Reading down the listing below, count the lines where the word "left" shows up, then give only that count.
════
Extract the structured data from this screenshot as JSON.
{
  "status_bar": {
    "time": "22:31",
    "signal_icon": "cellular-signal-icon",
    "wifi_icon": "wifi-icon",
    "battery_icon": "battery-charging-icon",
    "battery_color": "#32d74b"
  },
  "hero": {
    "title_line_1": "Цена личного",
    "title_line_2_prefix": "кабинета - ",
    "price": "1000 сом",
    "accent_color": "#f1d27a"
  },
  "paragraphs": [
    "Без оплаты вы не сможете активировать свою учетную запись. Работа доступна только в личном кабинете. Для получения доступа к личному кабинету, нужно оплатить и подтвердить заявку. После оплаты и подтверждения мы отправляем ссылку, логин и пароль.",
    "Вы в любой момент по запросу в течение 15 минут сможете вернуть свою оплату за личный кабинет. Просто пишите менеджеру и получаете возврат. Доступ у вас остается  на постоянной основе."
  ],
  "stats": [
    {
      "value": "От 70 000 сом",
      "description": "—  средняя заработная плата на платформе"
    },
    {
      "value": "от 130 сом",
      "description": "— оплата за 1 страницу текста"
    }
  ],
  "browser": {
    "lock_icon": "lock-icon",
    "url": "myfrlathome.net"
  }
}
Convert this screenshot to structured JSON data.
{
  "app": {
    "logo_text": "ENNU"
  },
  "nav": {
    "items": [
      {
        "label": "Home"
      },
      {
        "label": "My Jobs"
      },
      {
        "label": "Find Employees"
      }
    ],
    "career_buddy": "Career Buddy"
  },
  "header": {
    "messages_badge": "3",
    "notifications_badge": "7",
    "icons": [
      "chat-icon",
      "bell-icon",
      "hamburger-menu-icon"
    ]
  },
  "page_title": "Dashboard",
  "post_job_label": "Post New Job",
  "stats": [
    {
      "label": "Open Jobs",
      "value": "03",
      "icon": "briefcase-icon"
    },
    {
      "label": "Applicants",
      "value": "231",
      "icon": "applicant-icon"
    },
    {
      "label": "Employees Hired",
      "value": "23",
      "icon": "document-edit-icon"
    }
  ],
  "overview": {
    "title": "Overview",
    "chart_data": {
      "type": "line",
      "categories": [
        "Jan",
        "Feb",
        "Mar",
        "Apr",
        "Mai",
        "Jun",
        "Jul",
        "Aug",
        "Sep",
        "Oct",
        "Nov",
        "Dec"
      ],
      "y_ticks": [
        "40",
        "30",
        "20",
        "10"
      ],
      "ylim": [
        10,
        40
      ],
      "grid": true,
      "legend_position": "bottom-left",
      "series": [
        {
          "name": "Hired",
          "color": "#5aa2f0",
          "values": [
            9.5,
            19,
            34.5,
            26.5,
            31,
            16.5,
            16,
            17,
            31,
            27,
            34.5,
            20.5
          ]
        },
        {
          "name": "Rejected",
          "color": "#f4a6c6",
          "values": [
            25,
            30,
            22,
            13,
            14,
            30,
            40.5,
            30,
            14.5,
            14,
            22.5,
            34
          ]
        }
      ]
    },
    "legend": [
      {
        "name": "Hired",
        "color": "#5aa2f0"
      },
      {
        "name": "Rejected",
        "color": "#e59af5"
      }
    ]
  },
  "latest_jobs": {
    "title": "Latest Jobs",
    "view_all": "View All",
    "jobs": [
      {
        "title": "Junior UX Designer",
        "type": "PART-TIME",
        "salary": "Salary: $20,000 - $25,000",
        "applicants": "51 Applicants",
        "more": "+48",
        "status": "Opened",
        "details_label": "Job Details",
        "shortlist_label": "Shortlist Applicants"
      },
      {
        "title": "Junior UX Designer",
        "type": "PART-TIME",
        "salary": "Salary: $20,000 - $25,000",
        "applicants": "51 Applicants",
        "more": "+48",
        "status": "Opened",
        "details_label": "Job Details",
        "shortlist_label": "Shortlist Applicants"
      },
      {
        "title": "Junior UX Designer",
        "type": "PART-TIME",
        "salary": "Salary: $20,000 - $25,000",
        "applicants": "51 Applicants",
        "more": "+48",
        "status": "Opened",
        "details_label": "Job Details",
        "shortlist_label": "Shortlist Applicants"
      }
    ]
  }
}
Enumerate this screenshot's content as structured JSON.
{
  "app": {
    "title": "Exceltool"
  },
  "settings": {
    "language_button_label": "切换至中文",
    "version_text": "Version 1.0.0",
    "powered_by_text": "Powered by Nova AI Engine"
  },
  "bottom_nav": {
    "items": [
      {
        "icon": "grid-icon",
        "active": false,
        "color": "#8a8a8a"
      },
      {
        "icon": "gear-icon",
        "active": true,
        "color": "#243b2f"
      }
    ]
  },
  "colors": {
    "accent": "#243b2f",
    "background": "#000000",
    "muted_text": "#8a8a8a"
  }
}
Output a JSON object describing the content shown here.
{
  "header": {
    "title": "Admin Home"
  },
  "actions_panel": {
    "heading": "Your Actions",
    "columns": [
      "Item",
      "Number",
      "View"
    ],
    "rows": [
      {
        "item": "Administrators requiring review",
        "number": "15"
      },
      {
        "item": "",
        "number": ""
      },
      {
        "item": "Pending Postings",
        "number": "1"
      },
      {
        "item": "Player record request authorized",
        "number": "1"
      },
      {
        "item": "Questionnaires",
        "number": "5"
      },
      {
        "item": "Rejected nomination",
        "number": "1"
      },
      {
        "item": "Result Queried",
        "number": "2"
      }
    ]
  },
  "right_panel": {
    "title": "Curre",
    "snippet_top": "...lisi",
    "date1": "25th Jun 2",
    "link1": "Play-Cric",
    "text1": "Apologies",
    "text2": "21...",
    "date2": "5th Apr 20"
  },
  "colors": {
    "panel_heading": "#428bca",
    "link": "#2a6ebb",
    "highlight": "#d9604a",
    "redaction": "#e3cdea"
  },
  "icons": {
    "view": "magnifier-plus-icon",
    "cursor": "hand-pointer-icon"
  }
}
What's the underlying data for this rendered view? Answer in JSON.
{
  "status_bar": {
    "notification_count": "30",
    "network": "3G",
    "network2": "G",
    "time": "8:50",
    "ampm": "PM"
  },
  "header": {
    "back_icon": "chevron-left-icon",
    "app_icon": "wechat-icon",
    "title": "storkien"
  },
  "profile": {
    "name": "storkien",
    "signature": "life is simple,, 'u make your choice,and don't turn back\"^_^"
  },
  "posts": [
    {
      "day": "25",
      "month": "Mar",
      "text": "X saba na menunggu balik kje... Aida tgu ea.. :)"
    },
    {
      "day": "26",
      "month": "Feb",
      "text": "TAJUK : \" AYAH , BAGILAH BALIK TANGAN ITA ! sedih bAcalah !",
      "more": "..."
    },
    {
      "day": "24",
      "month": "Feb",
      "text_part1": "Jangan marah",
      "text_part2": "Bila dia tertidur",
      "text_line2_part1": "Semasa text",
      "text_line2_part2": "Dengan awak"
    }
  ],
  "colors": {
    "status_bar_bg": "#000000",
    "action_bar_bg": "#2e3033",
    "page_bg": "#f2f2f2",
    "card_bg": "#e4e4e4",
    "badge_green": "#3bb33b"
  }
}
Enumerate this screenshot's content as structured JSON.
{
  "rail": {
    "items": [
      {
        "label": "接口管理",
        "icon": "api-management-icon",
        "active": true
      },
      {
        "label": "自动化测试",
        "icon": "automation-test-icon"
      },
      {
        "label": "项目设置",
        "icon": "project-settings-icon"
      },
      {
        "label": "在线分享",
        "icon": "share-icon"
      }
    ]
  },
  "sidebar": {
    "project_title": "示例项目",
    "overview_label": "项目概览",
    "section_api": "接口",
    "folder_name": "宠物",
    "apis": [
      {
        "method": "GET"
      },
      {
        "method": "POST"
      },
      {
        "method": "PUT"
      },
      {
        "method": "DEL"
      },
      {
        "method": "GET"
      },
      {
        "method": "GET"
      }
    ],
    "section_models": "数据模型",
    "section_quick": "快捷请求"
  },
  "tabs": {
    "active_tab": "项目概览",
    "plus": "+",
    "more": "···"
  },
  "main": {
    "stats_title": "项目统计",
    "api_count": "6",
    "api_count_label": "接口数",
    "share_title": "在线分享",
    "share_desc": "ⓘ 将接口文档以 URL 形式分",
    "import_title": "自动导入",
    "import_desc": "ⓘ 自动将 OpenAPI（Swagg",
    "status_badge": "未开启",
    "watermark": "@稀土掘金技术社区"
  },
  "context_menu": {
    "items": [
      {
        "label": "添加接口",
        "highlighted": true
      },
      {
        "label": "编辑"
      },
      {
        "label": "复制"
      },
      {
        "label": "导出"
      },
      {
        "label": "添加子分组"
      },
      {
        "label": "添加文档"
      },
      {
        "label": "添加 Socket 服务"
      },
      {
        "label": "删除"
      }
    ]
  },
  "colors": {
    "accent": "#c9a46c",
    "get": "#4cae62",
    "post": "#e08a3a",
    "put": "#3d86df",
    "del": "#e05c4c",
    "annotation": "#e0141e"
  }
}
════
Final answer:
2